**Given exercise**
Repeat the records below exactly.

Excerpts from a figure dataset:
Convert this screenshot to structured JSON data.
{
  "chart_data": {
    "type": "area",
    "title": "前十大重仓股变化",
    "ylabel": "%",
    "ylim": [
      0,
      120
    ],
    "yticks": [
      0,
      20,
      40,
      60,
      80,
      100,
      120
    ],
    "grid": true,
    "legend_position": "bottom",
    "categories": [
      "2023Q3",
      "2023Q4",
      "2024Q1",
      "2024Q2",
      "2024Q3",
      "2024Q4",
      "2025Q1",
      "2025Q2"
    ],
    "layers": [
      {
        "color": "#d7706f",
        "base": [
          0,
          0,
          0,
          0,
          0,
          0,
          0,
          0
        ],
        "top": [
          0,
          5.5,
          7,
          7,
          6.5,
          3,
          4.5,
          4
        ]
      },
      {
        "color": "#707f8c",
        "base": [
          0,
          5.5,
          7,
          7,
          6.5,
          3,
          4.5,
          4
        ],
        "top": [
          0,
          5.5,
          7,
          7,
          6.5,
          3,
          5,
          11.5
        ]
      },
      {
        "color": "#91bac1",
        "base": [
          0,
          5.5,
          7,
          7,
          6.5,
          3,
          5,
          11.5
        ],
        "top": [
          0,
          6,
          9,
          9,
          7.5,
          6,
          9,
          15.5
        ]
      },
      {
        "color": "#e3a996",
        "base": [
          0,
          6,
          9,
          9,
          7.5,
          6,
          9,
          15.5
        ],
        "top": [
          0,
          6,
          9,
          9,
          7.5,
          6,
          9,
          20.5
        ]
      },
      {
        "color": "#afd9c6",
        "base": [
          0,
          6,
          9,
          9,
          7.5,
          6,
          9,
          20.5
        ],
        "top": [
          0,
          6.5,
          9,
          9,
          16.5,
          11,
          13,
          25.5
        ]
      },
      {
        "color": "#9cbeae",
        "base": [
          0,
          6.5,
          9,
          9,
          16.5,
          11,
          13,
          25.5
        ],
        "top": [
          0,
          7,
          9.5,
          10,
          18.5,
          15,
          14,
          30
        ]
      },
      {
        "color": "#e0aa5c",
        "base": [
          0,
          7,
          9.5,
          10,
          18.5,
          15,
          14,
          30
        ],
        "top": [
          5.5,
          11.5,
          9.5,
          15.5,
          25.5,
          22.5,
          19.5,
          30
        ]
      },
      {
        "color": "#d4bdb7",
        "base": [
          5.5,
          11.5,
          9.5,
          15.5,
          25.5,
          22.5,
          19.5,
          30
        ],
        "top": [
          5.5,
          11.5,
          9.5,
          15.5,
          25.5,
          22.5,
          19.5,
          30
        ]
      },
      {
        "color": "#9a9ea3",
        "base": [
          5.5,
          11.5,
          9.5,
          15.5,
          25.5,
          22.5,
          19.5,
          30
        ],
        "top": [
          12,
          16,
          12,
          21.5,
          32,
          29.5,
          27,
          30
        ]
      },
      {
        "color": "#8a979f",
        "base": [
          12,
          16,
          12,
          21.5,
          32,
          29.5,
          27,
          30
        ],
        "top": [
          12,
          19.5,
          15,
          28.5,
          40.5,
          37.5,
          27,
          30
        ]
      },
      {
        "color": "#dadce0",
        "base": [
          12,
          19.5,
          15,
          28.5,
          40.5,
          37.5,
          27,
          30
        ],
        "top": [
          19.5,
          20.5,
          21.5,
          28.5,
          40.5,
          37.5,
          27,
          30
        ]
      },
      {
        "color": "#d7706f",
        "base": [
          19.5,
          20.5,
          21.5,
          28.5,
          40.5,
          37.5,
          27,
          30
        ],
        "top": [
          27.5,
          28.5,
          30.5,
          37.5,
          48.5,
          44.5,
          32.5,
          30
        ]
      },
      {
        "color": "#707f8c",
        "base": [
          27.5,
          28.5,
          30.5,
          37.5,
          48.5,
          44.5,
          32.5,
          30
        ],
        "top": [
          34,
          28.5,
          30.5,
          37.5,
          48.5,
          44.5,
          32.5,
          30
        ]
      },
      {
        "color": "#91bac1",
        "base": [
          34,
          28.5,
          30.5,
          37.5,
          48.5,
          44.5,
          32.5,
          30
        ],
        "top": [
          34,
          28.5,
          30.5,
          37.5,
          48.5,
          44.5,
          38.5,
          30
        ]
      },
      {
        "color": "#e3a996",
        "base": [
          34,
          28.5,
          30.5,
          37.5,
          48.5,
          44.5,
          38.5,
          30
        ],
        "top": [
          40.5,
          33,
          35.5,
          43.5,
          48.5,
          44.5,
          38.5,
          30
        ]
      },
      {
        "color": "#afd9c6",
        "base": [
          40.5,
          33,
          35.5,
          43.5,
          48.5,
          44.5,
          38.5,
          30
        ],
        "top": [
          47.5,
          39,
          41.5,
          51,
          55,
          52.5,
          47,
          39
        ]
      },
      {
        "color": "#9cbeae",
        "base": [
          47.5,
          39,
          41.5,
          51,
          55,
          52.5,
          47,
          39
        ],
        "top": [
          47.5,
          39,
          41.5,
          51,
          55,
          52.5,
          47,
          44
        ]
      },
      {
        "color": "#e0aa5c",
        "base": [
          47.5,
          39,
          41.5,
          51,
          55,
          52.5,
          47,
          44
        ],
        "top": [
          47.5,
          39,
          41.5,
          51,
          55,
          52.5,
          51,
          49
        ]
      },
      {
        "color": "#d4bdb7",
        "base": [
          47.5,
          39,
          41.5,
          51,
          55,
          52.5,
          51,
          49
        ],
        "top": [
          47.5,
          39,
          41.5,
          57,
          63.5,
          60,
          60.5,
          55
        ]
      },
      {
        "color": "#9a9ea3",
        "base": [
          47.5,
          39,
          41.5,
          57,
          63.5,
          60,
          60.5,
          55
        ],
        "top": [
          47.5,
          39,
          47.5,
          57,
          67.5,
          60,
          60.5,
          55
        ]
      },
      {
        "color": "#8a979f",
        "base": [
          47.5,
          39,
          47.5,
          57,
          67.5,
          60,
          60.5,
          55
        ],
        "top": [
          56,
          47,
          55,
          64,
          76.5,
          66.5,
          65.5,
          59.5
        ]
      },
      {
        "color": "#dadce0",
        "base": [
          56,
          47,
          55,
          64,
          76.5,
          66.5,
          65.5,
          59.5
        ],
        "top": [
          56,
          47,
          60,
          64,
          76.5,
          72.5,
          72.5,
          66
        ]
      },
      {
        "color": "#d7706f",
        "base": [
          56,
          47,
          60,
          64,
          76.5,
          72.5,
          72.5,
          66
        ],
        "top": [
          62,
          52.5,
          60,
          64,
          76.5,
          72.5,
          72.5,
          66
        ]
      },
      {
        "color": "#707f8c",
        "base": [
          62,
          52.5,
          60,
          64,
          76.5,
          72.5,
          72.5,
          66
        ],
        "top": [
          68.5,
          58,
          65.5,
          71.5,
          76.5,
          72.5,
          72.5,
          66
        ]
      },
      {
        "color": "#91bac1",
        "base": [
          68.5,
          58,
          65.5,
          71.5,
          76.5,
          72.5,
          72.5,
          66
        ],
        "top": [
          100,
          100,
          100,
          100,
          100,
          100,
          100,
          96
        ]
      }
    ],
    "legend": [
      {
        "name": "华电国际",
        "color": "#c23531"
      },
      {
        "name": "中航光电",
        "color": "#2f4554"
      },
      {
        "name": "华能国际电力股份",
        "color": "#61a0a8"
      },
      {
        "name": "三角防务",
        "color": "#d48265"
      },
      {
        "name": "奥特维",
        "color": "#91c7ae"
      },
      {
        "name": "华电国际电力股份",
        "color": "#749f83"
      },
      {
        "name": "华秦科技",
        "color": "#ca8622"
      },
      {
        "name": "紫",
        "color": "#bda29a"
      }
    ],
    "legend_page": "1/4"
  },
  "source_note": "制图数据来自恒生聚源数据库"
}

**Finished exercise**
Convert this screenshot to structured JSON data.
{
  "chart_data": {
    "type": "area",
    "title": "前十大重仓股变化",
    "ylabel": "%",
    "ylim": [
      0,
      120
    ],
    "yticks": [
      0,
      20,
      40,
      60,
      80,
      100,
      120
    ],
    "grid": true,
    "legend_position": "bottom",
    "categories": [
      "2023Q3",
      "2023Q4",
      "2024Q1",
      "2024Q2",
      "2024Q3",
      "2024Q4",
      "2025Q1",
      "2025Q2"
    ],
    "layers": [
      {
        "color": "#d7706f",
        "base": [
          0,
          0,
          0,
          0,
          0,
          0,
          0,
          0
        ],
        "top": [
          0,
          5.5,
          7,
          7,
          6.5,
          3,
          4.5,
          4
        ]
      },
      {
        "color": "#707f8c",
        "base": [
          0,
          5.5,
          7,
          7,
          6.5,
          3,
          4.5,
          4
        ],
        "top": [
          0,
          5.5,
          7,
          7,
          6.5,
          3,
          5,
          11.5
        ]
      },
      {
        "color": "#91bac1",
        "base": [
          0,
          5.5,
          7,
          7,
          6.5,
          3,
          5,
          11.5
        ],
        "top": [
          0,
          6,
          9,
          9,
          7.5,
          6,
          9,
          15.5
        ]
      },
      {
        "color": "#e3a996",
        "base": [
          0,
          6,
          9,
          9,
          7.5,
          6,
          9,
          15.5
        ],
        "top": [
          0,
          6,
          9,
          9,
          7.5,
          6,
          9,
          20.5
        ]
      },
      {
        "color": "#afd9c6",
        "base": [
          0,
          6,
          9,
          9,
          7.5,
          6,
          9,
          20.5
        ],
        "top": [
          0,
          6.5,
          9,
          9,
          16.5,
          11,
          13,
          25.5
        ]
      },
      {
        "color": "#9cbeae",
        "base": [
          0,
          6.5,
          9,
          9,
          16.5,
          11,
          13,
          25.5
        ],
        "top": [
          0,
          7,
          9.5,
          10,
          18.5,
          15,
          14,
          30
        ]
      },
      {
        "color": "#e0aa5c",
        "base": [
          0,
          7,
          9.5,
          10,
          18.5,
          15,
          14,
          30
        ],
        "top": [
          5.5,
          11.5,
          9.5,
          15.5,
          25.5,
          22.5,
          19.5,
          30
        ]
      },
      {
        "color": "#d4bdb7",
        "base": [
          5.5,
          11.5,
          9.5,
          15.5,
          25.5,
          22.5,
          19.5,
          30
        ],
        "top": [
          5.5,
          11.5,
          9.5,
          15.5,
          25.5,
          22.5,
          19.5,
          30
        ]
      },
      {
        "color": "#9a9ea3",
        "base": [
          5.5,
          11.5,
          9.5,
          15.5,
          25.5,
          22.5,
          19.5,
          30
        ],
        "top": [
          12,
          16,
          12,
          21.5,
          32,
          29.5,
          27,
          30
        ]
      },
      {
        "color": "#8a979f",
        "base": [
          12,
          16,
          12,
          21.5,
          32,
          29.5,
          27,
          30
        ],
        "top": [
          12,
          19.5,
          15,
          28.5,
          40.5,
          37.5,
          27,
          30
        ]
      },
      {
        "color": "#dadce0",
        "base": [
          12,
          19.5,
          15,
          28.5,
          40.5,
          37.5,
          27,
          30
        ],
        "top": [
          19.5,
          20.5,
          21.5,
          28.5,
          40.5,
          37.5,
          27,
          30
        ]
      },
      {
        "color": "#d7706f",
        "base": [
          19.5,
          20.5,
          21.5,
          28.5,
          40.5,
          37.5,
          27,
          30
        ],
        "top": [
          27.5,
          28.5,
          30.5,
          37.5,
          48.5,
          44.5,
          32.5,
          30
        ]
      },
      {
        "color": "#707f8c",
        "base": [
          27.5,
          28.5,
          30.5,
          37.5,
          48.5,
          44.5,
          32.5,
          30
        ],
        "top": [
          34,
          28.5,
          30.5,
          37.5,
          48.5,
          44.5,
          32.5,
          30
        ]
      },
      {
        "color": "#91bac1",
        "base": [
          34,
          28.5,
          30.5,
          37.5,
          48.5,
          44.5,
          32.5,
          30
        ],
        "top": [
          34,
          28.5,
          30.5,
          37.5,
          48.5,
          44.5,
          38.5,
          30
        ]
      },
      {
        "color": "#e3a996",
        "base": [
          34,
          28.5,
          30.5,
          37.5,
          48.5,
          44.5,
          38.5,
          30
        ],
        "top": [
          40.5,
          33,
          35.5,
          43.5,
          48.5,
          44.5,
          38.5,
          30
        ]
      },
      {
        "color": "#afd9c6",
        "base": [
          40.5,
          33,
          35.5,
          43.5,
          48.5,
          44.5,
          38.5,
          30
        ],
        "top": [
          47.5,
          39,
          41.5,
          51,
          55,
          52.5,
          47,
          39
        ]
      },
      {
        "color": "#9cbeae",
        "base": [
          47.5,
          39,
          41.5,
          51,
          55,
          52.5,
          47,
          39
        ],
        "top": [
          47.5,
          39,
          41.5,
          51,
          55,
          52.5,
          47,
          44
        ]
      },
      {
        "color": "#e0aa5c",
        "base": [
          47.5,
          39,
          41.5,
          51,
          55,
          52.5,
          47,
          44
        ],
        "top": [
          47.5,
          39,
          41.5,
          51,
          55,
          52.5,
          51,
          49
        ]
      },
      {
        "color": "#d4bdb7",
        "base": [
          47.5,
          39,
          41.5,
          51,
          55,
          52.5,
          51,
          49
        ],
        "top": [
          47.5,
          39,
          41.5,
          57,
          63.5,
          60,
          60.5,
          55
        ]
      },
      {
        "color": "#9a9ea3",
        "base": [
          47.5,
          39,
          41.5,
          57,
          63.5,
          60,
          60.5,
          55
        ],
        "top": [
          47.5,
          39,
          47.5,
          57,
          67.5,
          60,
          60.5,
          55
        ]
      },
      {
        "color": "#8a979f",
        "base": [
          47.5,
          39,
          47.5,
          57,
          67.5,
          60,
          60.5,
          55
        ],
        "top": [
          56,
          47,
          55,
          64,
          76.5,
          66.5,
          65.5,
          59.5
        ]
      },
      {
        "color": "#dadce0",
        "base": [
          56,
          47,
          55,
          64,
          76.5,
          66.5,
          65.5,
          59.5
        ],
        "top": [
          56,
          47,
          60,
          64,
          76.5,
          72.5,
          72.5,
          66
        ]
      },
      {
        "color": "#d7706f",
        "base": [
          56,
          47,
          60,
          64,
          76.5,
          72.5,
          72.5,
          66
        ],
        "top": [
          62,
          52.5,
          60,
          64,
          76.5,
          72.5,
          72.5,
          66
        ]
      },
      {
        "color": "#707f8c",
        "base": [
          62,
          52.5,
          60,
          64,
          76.5,
          72.5,
          72.5,
          66
        ],
        "top": [
          68.5,
          58,
          65.5,
          71.5,
          76.5,
          72.5,
          72.5,
          66
        ]
      },
      {
        "color": "#91bac1",
        "base": [
          68.5,
          58,
          65.5,
          71.5,
          76.5,
          72.5,
          72.5,
          66
        ],
        "top": [
          100,
          100,
          100,
          100,
          100,
          100,
          100,
          96
        ]
      }
    ],
    "legend": [
      {
        "name": "华电国际",
        "color": "#c23531"
      },
      {
        "name": "中航光电",
        "color": "#2f4554"
      },
      {
        "name": "华能国际电力股份",
        "color": "#61a0a8"
      },
      {
        "name": "三角防务",
        "color": "#d48265"
      },
      {
        "name": "奥特维",
        "color": "#91c7ae"
      },
      {
        "name": "华电国际电力股份",
        "color": "#749f83"
      },
      {
        "name": "华秦科技",
        "color": "#ca8622"
      },
      {
        "name": "紫",
        "color": "#bda29a"
      }
    ],
    "legend_page": "1/4"
  },
  "source_note": "制图数据来自恒生聚源数据库"
}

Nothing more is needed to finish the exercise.